►
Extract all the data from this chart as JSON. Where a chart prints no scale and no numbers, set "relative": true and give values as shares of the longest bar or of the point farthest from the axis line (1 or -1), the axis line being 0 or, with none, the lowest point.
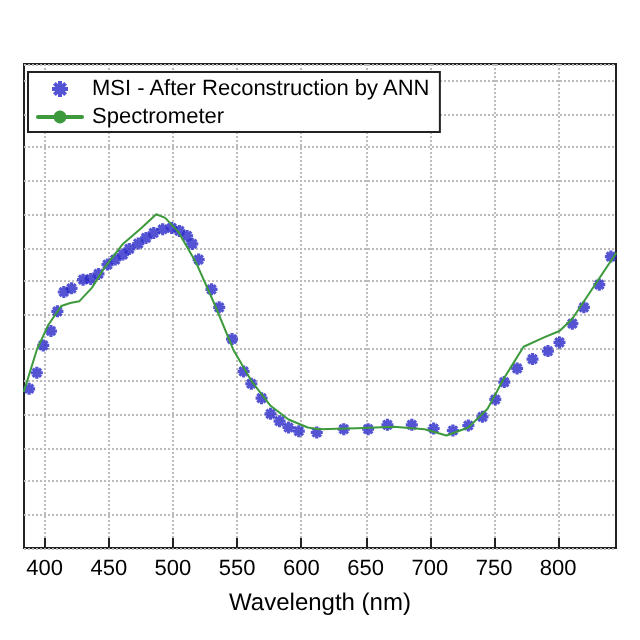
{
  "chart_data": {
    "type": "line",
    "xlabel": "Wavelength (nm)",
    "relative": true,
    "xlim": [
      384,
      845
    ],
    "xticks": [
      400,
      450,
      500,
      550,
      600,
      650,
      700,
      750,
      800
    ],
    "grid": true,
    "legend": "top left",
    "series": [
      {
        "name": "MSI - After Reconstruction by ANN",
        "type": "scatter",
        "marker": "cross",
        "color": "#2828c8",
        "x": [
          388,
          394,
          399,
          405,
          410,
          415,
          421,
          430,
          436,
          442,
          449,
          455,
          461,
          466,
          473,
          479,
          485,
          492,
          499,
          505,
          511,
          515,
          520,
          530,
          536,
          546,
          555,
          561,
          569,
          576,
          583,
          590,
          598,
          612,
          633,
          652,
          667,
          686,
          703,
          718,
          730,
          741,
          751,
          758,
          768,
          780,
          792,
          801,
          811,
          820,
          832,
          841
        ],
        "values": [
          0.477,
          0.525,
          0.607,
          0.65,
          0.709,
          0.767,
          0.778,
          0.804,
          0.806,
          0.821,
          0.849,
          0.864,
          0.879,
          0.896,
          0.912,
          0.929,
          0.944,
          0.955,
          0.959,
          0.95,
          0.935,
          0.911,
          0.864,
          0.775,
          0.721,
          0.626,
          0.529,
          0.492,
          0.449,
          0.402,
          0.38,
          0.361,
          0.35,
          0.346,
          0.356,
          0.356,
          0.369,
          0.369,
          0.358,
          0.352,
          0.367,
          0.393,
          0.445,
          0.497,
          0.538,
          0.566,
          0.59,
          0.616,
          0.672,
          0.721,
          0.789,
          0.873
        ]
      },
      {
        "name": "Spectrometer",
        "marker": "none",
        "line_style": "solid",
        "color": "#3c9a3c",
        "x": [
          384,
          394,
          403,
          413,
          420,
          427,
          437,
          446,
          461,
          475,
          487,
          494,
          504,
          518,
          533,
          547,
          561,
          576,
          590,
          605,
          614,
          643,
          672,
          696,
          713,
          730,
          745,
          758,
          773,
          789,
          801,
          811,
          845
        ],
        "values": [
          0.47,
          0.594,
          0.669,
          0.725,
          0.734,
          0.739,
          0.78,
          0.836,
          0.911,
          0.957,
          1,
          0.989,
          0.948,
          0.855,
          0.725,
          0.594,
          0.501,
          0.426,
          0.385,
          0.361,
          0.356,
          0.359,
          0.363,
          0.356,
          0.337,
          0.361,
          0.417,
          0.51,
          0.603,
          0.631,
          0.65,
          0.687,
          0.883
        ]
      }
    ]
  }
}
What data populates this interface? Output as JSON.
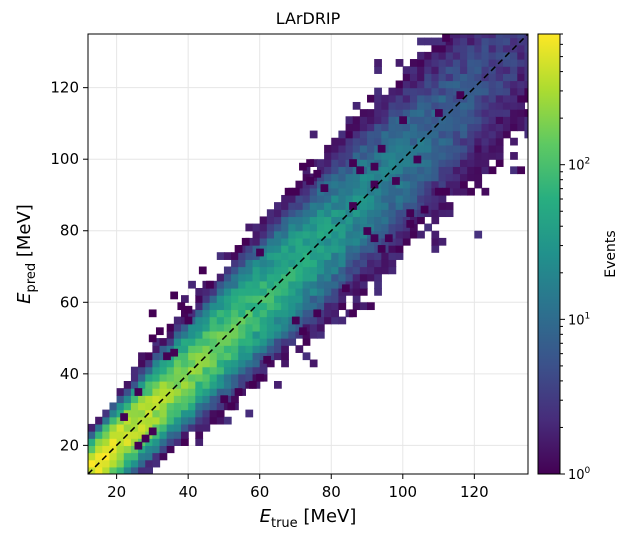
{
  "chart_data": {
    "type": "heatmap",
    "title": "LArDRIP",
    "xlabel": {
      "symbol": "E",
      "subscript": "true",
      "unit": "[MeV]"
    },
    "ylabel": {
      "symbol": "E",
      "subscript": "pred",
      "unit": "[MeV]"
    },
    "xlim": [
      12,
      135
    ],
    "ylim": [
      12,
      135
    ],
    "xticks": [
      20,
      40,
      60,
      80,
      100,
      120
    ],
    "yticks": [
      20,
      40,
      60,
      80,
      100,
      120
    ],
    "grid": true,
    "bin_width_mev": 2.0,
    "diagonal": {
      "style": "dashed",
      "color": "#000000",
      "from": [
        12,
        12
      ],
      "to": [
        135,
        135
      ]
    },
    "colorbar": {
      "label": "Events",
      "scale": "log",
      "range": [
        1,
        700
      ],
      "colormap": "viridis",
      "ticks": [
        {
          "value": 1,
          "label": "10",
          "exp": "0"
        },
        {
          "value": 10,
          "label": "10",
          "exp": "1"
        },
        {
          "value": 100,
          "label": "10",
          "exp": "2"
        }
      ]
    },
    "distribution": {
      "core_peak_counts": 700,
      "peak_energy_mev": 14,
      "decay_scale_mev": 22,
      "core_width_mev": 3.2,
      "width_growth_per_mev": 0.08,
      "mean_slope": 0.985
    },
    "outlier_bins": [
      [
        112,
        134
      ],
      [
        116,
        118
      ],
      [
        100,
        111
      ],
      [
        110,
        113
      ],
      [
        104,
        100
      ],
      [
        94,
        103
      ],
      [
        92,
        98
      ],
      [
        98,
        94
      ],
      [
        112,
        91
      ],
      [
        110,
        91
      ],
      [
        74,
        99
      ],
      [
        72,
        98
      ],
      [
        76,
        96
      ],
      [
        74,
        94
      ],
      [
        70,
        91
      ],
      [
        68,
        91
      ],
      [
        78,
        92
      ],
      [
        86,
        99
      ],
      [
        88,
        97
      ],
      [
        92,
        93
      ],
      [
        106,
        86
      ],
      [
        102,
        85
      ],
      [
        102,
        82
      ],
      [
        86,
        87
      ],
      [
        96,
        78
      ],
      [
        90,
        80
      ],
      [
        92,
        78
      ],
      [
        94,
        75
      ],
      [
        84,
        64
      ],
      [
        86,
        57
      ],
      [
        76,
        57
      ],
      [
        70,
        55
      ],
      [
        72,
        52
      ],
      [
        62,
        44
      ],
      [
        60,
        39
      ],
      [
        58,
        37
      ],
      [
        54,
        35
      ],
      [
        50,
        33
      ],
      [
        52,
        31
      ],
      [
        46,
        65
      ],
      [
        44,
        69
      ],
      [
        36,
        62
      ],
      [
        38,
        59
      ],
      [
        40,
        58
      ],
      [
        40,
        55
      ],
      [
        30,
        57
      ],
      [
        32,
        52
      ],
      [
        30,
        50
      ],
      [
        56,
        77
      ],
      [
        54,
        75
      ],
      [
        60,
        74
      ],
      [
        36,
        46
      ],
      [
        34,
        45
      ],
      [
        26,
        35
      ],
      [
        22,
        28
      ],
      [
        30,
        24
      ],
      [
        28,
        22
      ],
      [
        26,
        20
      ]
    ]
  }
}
◄
STATED PROBLEM:
Restate each entry word for word, please, but drop any images it holds.

THE SOLUTION:
Extract all the data from this chart as JSON. Where a chart prints no scale and no numbers, set "relative": true and give values as shares of the longest bar or of the point farthest from the axis line (1 or -1), the axis line being 0 or, with none, the lowest point.
{
  "chart_data": {
    "type": "line",
    "xlabel": "Wavelength (nm)",
    "relative": true,
    "xlim": [
      384,
      845
    ],
    "xticks": [
      400,
      450,
      500,
      550,
      600,
      650,
      700,
      750,
      800
    ],
    "grid": true,
    "legend": "top left",
    "series": [
      {
        "name": "MSI - After Reconstruction by ANN",
        "type": "scatter",
        "marker": "cross",
        "color": "#2828c8",
        "x": [
          388,
          394,
          399,
          405,
          410,
          415,
          421,
          430,
          436,
          442,
          449,
          455,
          461,
          466,
          473,
          479,
          485,
          492,
          499,
          505,
          511,
          515,
          520,
          530,
          536,
          546,
          555,
          561,
          569,
          576,
          583,
          590,
          598,
          612,
          633,
          652,
          667,
          686,
          703,
          718,
          730,
          741,
          751,
          758,
          768,
          780,
          792,
          801,
          811,
          820,
          832,
          841
        ],
        "values": [
          0.477,
          0.525,
          0.607,
          0.65,
          0.709,
          0.767,
          0.778,
          0.804,
          0.806,
          0.821,
          0.849,
          0.864,
          0.879,
          0.896,
          0.912,
          0.929,
          0.944,
          0.955,
          0.959,
          0.95,
          0.935,
          0.911,
          0.864,
          0.775,
          0.721,
          0.626,
          0.529,
          0.492,
          0.449,
          0.402,
          0.38,
          0.361,
          0.35,
          0.346,
          0.356,
          0.356,
          0.369,
          0.369,
          0.358,
          0.352,
          0.367,
          0.393,
          0.445,
          0.497,
          0.538,
          0.566,
          0.59,
          0.616,
          0.672,
          0.721,
          0.789,
          0.873
        ]
      },
      {
        "name": "Spectrometer",
        "marker": "none",
        "line_style": "solid",
        "color": "#3c9a3c",
        "x": [
          384,
          394,
          403,
          413,
          420,
          427,
          437,
          446,
          461,
          475,
          487,
          494,
          504,
          518,
          533,
          547,
          561,
          576,
          590,
          605,
          614,
          643,
          672,
          696,
          713,
          730,
          745,
          758,
          773,
          789,
          801,
          811,
          845
        ],
        "values": [
          0.47,
          0.594,
          0.669,
          0.725,
          0.734,
          0.739,
          0.78,
          0.836,
          0.911,
          0.957,
          1,
          0.989,
          0.948,
          0.855,
          0.725,
          0.594,
          0.501,
          0.426,
          0.385,
          0.361,
          0.356,
          0.359,
          0.363,
          0.356,
          0.337,
          0.361,
          0.417,
          0.51,
          0.603,
          0.631,
          0.65,
          0.687,
          0.883
        ]
      }
    ]
  }
}
What data populates this interface? Output as JSON.
{
  "chart_data": {
    "type": "heatmap",
    "title": "LArDRIP",
    "xlabel": {
      "symbol": "E",
      "subscript": "true",
      "unit": "[MeV]"
    },
    "ylabel": {
      "symbol": "E",
      "subscript": "pred",
      "unit": "[MeV]"
    },
    "xlim": [
      12,
      135
    ],
    "ylim": [
      12,
      135
    ],
    "xticks": [
      20,
      40,
      60,
      80,
      100,
      120
    ],
    "yticks": [
      20,
      40,
      60,
      80,
      100,
      120
    ],
    "grid": true,
    "bin_width_mev": 2.0,
    "diagonal": {
      "style": "dashed",
      "color": "#000000",
      "from": [
        12,
        12
      ],
      "to": [
        135,
        135
      ]
    },
    "colorbar": {
      "label": "Events",
      "scale": "log",
      "range": [
        1,
        700
      ],
      "colormap": "viridis",
      "ticks": [
        {
          "value": 1,
          "label": "10",
          "exp": "0"
        },
        {
          "value": 10,
          "label": "10",
          "exp": "1"
        },
        {
          "value": 100,
          "label": "10",
          "exp": "2"
        }
      ]
    },
    "distribution": {
      "core_peak_counts": 700,
      "peak_energy_mev": 14,
      "decay_scale_mev": 22,
      "core_width_mev": 3.2,
      "width_growth_per_mev": 0.08,
      "mean_slope": 0.985
    },
    "outlier_bins": [
      [
        112,
        134
      ],
      [
        116,
        118
      ],
      [
        100,
        111
      ],
      [
        110,
        113
      ],
      [
        104,
        100
      ],
      [
        94,
        103
      ],
      [
        92,
        98
      ],
      [
        98,
        94
      ],
      [
        112,
        91
      ],
      [
        110,
        91
      ],
      [
        74,
        99
      ],
      [
        72,
        98
      ],
      [
        76,
        96
      ],
      [
        74,
        94
      ],
      [
        70,
        91
      ],
      [
        68,
        91
      ],
      [
        78,
        92
      ],
      [
        86,
        99
      ],
      [
        88,
        97
      ],
      [
        92,
        93
      ],
      [
        106,
        86
      ],
      [
        102,
        85
      ],
      [
        102,
        82
      ],
      [
        86,
        87
      ],
      [
        96,
        78
      ],
      [
        90,
        80
      ],
      [
        92,
        78
      ],
      [
        94,
        75
      ],
      [
        84,
        64
      ],
      [
        86,
        57
      ],
      [
        76,
        57
      ],
      [
        70,
        55
      ],
      [
        72,
        52
      ],
      [
        62,
        44
      ],
      [
        60,
        39
      ],
      [
        58,
        37
      ],
      [
        54,
        35
      ],
      [
        50,
        33
      ],
      [
        52,
        31
      ],
      [
        46,
        65
      ],
      [
        44,
        69
      ],
      [
        36,
        62
      ],
      [
        38,
        59
      ],
      [
        40,
        58
      ],
      [
        40,
        55
      ],
      [
        30,
        57
      ],
      [
        32,
        52
      ],
      [
        30,
        50
      ],
      [
        56,
        77
      ],
      [
        54,
        75
      ],
      [
        60,
        74
      ],
      [
        36,
        46
      ],
      [
        34,
        45
      ],
      [
        26,
        35
      ],
      [
        22,
        28
      ],
      [
        30,
        24
      ],
      [
        28,
        22
      ],
      [
        26,
        20
      ]
    ]
  }
}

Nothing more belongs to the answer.